» What the task requires:
Filter the listing below, copying every line in which the word "trottoir" appears.

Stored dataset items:
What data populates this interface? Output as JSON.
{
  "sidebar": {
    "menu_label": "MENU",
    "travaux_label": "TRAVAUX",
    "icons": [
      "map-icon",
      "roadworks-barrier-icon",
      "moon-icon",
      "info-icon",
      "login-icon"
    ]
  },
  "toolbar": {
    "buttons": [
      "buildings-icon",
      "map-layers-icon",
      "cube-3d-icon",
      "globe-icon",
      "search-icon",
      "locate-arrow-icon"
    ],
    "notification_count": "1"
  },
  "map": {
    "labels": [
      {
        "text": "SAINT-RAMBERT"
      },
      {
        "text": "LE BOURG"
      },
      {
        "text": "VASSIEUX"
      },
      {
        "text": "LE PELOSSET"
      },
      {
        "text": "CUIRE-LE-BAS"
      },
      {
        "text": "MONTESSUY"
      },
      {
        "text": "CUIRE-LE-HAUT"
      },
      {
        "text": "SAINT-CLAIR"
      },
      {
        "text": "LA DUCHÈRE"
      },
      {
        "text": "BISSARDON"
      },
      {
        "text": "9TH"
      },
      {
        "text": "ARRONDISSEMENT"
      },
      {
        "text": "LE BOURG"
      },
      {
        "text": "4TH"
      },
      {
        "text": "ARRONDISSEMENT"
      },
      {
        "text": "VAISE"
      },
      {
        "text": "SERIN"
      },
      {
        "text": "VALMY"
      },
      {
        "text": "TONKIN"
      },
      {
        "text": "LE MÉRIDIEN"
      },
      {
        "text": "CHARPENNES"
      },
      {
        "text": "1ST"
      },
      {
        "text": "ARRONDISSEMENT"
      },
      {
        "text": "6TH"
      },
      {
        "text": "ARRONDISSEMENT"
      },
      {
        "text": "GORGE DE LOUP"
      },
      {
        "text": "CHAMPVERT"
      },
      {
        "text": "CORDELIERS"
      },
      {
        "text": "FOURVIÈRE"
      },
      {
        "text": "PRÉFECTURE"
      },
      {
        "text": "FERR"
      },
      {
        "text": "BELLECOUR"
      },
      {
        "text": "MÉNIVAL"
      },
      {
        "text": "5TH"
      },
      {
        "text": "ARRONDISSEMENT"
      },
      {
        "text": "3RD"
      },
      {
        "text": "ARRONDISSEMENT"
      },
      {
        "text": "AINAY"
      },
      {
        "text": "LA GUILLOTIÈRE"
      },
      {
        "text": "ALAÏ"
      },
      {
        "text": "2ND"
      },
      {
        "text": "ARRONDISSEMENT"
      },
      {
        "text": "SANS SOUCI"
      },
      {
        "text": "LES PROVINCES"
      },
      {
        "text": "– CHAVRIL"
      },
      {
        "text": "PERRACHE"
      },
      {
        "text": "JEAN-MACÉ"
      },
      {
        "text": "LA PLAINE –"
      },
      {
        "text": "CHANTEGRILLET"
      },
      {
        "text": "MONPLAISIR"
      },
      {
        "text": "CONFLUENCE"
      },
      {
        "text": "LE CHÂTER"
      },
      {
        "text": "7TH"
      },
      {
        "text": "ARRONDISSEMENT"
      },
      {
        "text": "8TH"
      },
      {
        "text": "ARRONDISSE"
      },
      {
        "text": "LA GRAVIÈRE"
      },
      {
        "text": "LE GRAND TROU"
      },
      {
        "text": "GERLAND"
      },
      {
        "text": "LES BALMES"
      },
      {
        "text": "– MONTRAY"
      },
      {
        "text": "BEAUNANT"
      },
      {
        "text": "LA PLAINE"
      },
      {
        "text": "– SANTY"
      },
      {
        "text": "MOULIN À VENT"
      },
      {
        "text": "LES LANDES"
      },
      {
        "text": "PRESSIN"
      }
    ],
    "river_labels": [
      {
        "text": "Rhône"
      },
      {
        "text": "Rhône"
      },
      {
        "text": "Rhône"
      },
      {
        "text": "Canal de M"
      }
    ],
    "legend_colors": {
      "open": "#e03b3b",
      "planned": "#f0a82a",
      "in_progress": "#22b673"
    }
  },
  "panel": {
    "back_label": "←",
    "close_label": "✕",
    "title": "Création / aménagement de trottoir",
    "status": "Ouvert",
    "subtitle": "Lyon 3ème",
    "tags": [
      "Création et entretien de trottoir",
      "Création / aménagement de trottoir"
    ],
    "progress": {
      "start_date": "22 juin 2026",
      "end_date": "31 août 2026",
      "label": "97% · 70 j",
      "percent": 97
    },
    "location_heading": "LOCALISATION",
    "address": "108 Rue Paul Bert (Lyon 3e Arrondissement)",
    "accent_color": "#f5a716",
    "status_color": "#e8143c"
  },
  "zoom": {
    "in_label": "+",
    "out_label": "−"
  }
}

» The solution:
    "title": "Création / aménagement de trottoir",
      "Création et entretien de trottoir",
      "Création / aménagement de trottoir"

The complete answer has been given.